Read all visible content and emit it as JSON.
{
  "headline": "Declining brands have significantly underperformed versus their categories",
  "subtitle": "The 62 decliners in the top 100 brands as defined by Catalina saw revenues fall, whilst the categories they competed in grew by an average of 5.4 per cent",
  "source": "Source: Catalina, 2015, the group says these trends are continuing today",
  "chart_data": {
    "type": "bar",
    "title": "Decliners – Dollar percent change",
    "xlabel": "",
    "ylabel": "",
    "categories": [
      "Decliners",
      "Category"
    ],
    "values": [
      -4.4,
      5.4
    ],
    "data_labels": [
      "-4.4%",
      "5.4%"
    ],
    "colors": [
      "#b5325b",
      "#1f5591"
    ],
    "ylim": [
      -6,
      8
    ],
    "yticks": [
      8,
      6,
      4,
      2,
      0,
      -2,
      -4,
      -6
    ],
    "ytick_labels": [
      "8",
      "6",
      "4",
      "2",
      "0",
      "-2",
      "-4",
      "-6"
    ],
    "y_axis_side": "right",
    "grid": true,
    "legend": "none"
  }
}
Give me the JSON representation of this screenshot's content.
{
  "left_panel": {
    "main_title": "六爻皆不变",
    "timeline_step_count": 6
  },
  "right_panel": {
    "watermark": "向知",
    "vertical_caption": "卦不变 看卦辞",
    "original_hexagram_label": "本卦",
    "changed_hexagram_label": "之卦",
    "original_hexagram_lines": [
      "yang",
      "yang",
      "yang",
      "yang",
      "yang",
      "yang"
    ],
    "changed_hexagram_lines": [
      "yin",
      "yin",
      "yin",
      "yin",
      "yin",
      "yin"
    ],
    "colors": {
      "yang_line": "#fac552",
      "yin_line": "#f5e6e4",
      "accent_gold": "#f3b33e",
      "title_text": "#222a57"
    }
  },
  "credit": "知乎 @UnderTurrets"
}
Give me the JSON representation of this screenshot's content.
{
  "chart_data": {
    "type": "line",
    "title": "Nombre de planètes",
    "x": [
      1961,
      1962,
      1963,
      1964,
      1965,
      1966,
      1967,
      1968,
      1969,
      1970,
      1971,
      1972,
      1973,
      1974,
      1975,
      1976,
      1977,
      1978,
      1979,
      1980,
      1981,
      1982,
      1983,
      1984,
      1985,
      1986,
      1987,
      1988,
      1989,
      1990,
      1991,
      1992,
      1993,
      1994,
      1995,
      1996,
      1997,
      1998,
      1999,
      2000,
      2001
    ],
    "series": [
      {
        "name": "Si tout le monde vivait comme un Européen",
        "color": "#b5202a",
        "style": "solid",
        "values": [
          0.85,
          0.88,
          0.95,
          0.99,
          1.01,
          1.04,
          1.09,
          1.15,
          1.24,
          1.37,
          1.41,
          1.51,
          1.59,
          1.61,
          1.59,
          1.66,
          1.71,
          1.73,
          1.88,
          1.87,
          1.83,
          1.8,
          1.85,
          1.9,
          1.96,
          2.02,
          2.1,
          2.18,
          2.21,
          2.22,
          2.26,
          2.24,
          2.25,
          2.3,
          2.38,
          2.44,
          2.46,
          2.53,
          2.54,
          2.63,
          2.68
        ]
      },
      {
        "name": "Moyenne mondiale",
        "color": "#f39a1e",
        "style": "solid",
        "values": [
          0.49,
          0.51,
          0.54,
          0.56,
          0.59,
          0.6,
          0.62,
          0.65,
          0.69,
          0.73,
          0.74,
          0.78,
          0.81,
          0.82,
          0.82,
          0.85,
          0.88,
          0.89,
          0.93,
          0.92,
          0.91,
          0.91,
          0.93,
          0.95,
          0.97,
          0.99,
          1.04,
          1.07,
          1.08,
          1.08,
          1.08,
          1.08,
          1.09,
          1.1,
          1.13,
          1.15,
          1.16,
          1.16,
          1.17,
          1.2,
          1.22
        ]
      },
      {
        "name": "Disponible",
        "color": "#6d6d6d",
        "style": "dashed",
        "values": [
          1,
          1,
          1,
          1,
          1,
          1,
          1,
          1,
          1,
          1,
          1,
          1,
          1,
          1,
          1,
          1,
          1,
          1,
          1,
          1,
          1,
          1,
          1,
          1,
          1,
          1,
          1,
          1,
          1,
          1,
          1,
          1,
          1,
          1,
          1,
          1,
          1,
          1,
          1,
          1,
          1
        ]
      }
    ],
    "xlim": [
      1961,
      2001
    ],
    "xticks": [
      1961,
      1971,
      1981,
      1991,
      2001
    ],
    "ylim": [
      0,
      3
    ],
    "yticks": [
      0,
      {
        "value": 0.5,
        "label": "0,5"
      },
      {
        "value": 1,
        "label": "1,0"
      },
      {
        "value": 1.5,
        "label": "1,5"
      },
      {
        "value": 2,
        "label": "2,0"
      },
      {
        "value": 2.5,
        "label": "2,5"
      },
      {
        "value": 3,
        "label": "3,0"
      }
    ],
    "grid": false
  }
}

---------------

* **Task instructions**: Count the lines of the material that include the word "Catalina", then state only the total.

* **Output for this exercise**: 2